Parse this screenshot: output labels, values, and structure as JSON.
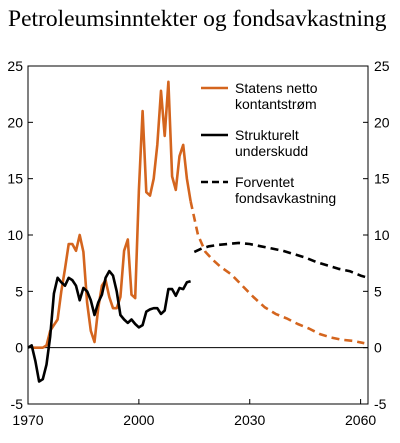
{
  "chart_data": {
    "type": "line",
    "title": "Petroleumsinntekter og fondsavkastning",
    "xlabel": "",
    "ylabel": "",
    "xlim": [
      1970,
      2062
    ],
    "ylim": [
      -5,
      25
    ],
    "x_ticks": [
      1970,
      2000,
      2030,
      2060
    ],
    "y_ticks": [
      -5,
      0,
      5,
      10,
      15,
      20,
      25
    ],
    "legend_position": "top-right",
    "series": [
      {
        "name": "Statens netto kontantstrøm",
        "legend_lines": [
          "Statens netto",
          "kontantstrøm"
        ],
        "color": "#d4651e",
        "style": "solid",
        "x": [
          1971,
          1972,
          1973,
          1974,
          1975,
          1976,
          1977,
          1978,
          1979,
          1980,
          1981,
          1982,
          1983,
          1984,
          1985,
          1986,
          1987,
          1988,
          1989,
          1990,
          1991,
          1992,
          1993,
          1994,
          1995,
          1996,
          1997,
          1998,
          1999,
          2000,
          2001,
          2002,
          2003,
          2004,
          2005,
          2006,
          2007,
          2008,
          2009,
          2010,
          2011,
          2012,
          2013,
          2014
        ],
        "values": [
          0,
          0,
          0,
          0,
          0.2,
          1.5,
          2.0,
          2.5,
          5.0,
          7.0,
          9.2,
          9.2,
          8.6,
          10.0,
          8.5,
          4.0,
          1.5,
          0.5,
          3.5,
          5.5,
          6.0,
          4.5,
          3.5,
          3.5,
          4.5,
          8.6,
          9.6,
          4.7,
          4.4,
          14.0,
          21.0,
          13.8,
          13.5,
          15.0,
          18.0,
          22.8,
          18.8,
          23.6,
          15.2,
          14.0,
          17.0,
          18.0,
          15.0,
          13.0
        ]
      },
      {
        "name": "",
        "color": "#d4651e",
        "style": "dashed",
        "x": [
          2014,
          2016,
          2018,
          2020,
          2022,
          2025,
          2028,
          2031,
          2034,
          2037,
          2040,
          2043,
          2046,
          2049,
          2052,
          2055,
          2058,
          2061
        ],
        "values": [
          13.0,
          10.0,
          8.5,
          7.8,
          7.2,
          6.5,
          5.5,
          4.5,
          3.6,
          3.0,
          2.6,
          2.1,
          1.7,
          1.2,
          0.9,
          0.7,
          0.6,
          0.4
        ]
      },
      {
        "name": "Strukturelt underskudd",
        "legend_lines": [
          "Strukturelt",
          "underskudd"
        ],
        "color": "#000000",
        "style": "solid",
        "x": [
          1970,
          1971,
          1972,
          1973,
          1974,
          1975,
          1976,
          1977,
          1978,
          1979,
          1980,
          1981,
          1982,
          1983,
          1984,
          1985,
          1986,
          1987,
          1988,
          1989,
          1990,
          1991,
          1992,
          1993,
          1994,
          1995,
          1996,
          1997,
          1998,
          1999,
          2000,
          2001,
          2002,
          2003,
          2004,
          2005,
          2006,
          2007,
          2008,
          2009,
          2010,
          2011,
          2012,
          2013,
          2014
        ],
        "values": [
          0,
          0.2,
          -1.2,
          -3.0,
          -2.8,
          -1.5,
          1.0,
          4.8,
          6.2,
          5.8,
          5.5,
          6.2,
          6.0,
          5.5,
          4.2,
          5.3,
          5.0,
          4.2,
          2.9,
          4.0,
          4.7,
          6.2,
          6.8,
          6.4,
          5.0,
          2.9,
          2.5,
          2.2,
          2.5,
          2.1,
          1.8,
          2.0,
          3.2,
          3.4,
          3.5,
          3.5,
          3.0,
          3.3,
          5.2,
          5.2,
          4.6,
          5.3,
          5.2,
          5.8,
          5.9
        ]
      },
      {
        "name": "Forventet fondsavkastning",
        "legend_lines": [
          "Forventet",
          "fondsavkastning"
        ],
        "color": "#000000",
        "style": "dashed",
        "x": [
          2015,
          2017,
          2019,
          2021,
          2024,
          2027,
          2030,
          2033,
          2036,
          2039,
          2042,
          2045,
          2048,
          2051,
          2054,
          2057,
          2060,
          2062
        ],
        "values": [
          8.5,
          8.8,
          9.0,
          9.1,
          9.2,
          9.3,
          9.2,
          9.0,
          8.8,
          8.6,
          8.3,
          8.0,
          7.6,
          7.3,
          7.0,
          6.8,
          6.4,
          6.2
        ]
      }
    ]
  }
}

______________________________

INSTRUCTION: Working from the listing above, pick out every line that has "fondsavkastning" and copy it.

COMPLETE OUTPUT:
    "title": "Petroleumsinntekter og fondsavkastning",
        "name": "Forventet fondsavkastning",
          "fondsavkastning"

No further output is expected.